--- What you will do ---
Write out all lines holding the word "Mean".

--- Dataset records ---
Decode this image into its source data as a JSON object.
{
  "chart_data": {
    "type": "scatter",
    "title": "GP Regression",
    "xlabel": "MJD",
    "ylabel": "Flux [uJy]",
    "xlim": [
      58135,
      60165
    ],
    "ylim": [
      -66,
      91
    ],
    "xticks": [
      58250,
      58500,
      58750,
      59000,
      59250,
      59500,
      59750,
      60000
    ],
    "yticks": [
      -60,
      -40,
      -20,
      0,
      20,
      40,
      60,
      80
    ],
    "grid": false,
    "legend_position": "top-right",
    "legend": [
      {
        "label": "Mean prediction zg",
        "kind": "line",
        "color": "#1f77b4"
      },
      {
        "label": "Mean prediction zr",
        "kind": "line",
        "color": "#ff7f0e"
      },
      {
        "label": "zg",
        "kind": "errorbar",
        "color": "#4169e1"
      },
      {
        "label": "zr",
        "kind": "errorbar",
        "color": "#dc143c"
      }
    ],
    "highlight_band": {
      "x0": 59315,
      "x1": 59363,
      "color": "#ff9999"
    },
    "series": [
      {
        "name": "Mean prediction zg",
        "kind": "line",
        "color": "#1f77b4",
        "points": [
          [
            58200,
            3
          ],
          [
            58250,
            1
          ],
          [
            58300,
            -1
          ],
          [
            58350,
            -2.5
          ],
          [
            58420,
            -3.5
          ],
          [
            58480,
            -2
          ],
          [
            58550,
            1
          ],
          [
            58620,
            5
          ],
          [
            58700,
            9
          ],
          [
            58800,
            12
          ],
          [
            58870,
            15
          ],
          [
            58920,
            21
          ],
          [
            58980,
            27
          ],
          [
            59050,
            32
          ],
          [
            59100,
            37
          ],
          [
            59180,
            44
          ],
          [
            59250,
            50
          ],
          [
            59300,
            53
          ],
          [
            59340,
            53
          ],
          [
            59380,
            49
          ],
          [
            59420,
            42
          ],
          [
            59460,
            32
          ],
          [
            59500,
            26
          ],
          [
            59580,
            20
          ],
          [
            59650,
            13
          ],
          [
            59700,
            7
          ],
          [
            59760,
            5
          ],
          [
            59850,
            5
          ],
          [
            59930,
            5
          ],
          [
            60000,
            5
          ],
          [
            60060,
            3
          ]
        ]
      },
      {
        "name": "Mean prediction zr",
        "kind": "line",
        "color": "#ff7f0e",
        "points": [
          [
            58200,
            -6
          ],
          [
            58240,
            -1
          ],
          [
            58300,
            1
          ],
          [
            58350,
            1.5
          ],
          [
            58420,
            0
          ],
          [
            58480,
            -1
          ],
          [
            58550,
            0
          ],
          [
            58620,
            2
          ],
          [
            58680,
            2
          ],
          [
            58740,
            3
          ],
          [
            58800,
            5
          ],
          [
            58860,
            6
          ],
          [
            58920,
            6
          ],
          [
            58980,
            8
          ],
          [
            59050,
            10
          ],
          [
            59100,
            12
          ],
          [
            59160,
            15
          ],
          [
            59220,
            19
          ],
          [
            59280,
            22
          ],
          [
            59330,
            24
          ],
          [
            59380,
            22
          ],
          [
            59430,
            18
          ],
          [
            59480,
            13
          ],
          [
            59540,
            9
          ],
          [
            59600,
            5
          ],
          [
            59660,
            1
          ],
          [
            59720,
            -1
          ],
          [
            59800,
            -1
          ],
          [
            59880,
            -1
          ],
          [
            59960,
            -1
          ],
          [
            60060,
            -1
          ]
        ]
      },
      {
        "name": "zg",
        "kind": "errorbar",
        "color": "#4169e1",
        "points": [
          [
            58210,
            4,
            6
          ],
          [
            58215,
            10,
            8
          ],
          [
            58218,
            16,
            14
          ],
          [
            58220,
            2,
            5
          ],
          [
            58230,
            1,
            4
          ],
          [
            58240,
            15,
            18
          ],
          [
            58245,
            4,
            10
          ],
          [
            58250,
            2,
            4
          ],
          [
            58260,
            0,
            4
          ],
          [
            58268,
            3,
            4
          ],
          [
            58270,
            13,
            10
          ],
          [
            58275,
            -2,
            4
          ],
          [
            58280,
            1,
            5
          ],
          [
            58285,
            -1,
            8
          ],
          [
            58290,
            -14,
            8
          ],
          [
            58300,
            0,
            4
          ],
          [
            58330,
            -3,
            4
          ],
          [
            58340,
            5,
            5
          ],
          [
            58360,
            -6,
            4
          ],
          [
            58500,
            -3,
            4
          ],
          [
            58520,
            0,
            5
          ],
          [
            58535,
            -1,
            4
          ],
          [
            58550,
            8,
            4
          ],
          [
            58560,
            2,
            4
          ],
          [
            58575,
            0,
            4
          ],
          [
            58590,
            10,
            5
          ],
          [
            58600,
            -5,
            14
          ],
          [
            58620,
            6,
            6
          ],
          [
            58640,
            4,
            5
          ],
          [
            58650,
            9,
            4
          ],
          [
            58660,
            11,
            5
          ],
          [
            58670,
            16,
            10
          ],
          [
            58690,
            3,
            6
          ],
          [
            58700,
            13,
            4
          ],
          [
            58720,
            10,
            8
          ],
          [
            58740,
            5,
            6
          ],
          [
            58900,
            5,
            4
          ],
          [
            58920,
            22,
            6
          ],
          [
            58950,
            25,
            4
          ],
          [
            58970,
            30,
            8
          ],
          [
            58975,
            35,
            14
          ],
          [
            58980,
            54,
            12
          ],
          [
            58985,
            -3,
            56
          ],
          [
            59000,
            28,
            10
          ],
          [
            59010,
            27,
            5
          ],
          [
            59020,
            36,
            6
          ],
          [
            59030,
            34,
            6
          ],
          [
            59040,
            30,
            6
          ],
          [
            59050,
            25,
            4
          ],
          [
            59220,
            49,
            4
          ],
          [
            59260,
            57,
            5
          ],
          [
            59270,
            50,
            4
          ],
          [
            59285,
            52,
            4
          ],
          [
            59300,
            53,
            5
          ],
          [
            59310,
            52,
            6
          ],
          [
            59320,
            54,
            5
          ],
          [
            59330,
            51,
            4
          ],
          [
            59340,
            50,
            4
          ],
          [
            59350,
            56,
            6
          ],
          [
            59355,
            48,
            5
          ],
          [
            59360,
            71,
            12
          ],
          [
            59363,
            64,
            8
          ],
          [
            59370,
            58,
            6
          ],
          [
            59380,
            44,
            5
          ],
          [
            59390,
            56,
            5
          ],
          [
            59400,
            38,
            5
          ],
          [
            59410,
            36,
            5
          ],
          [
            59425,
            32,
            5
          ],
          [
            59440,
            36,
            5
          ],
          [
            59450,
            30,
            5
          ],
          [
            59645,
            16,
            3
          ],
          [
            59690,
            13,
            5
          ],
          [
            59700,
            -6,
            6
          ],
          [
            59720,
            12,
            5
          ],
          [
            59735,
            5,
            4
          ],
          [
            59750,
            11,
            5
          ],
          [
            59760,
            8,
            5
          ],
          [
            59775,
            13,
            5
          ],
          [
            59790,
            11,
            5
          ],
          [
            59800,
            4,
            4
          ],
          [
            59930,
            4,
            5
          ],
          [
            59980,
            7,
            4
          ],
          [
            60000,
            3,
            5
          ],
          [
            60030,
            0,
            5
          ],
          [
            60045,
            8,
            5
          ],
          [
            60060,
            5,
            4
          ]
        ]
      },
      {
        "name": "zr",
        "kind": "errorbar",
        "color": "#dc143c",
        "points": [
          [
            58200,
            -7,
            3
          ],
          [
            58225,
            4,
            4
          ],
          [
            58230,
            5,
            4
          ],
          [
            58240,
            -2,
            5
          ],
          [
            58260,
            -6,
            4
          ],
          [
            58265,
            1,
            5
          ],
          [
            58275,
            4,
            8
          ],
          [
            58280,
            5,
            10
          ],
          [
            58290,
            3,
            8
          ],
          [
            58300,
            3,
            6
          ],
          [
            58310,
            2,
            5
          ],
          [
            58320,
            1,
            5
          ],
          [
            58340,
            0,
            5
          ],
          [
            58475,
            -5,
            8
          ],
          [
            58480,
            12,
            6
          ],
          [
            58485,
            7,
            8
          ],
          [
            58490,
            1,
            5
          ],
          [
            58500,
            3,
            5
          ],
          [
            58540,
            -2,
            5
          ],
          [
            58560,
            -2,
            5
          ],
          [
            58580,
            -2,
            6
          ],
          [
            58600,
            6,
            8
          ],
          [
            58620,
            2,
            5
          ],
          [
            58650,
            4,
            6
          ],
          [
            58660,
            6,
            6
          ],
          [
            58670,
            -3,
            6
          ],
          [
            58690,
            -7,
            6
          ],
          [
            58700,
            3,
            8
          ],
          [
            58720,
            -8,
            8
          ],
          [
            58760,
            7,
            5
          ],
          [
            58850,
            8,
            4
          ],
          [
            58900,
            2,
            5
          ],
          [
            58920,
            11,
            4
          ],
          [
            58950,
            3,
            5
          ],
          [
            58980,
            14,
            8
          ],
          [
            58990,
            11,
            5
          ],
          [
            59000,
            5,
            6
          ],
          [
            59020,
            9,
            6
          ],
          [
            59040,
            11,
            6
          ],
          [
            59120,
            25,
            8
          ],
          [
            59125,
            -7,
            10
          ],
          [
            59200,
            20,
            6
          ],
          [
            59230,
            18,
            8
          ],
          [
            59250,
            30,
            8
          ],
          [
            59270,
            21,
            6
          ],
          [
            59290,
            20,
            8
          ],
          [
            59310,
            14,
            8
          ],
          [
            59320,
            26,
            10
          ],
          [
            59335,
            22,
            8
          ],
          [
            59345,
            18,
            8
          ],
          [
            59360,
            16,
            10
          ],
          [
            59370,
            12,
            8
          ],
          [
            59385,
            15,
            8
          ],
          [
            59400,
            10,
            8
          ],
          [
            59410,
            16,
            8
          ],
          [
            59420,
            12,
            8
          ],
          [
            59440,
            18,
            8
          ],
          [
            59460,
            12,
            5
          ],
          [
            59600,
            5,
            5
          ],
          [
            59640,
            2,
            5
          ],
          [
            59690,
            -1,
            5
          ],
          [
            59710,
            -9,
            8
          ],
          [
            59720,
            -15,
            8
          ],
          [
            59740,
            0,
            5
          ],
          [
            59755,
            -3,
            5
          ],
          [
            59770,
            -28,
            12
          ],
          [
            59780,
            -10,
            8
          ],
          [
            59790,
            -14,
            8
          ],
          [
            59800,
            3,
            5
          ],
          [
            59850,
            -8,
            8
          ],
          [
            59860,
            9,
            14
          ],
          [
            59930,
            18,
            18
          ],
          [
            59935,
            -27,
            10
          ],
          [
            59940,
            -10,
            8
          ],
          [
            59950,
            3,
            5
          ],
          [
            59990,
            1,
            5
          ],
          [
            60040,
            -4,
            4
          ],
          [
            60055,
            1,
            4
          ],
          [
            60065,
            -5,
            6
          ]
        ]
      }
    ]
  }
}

--- Result of this exercise ---
        "label": "Mean prediction zg",
        "label": "Mean prediction zr",
        "name": "Mean prediction zg",
        "name": "Mean prediction zr",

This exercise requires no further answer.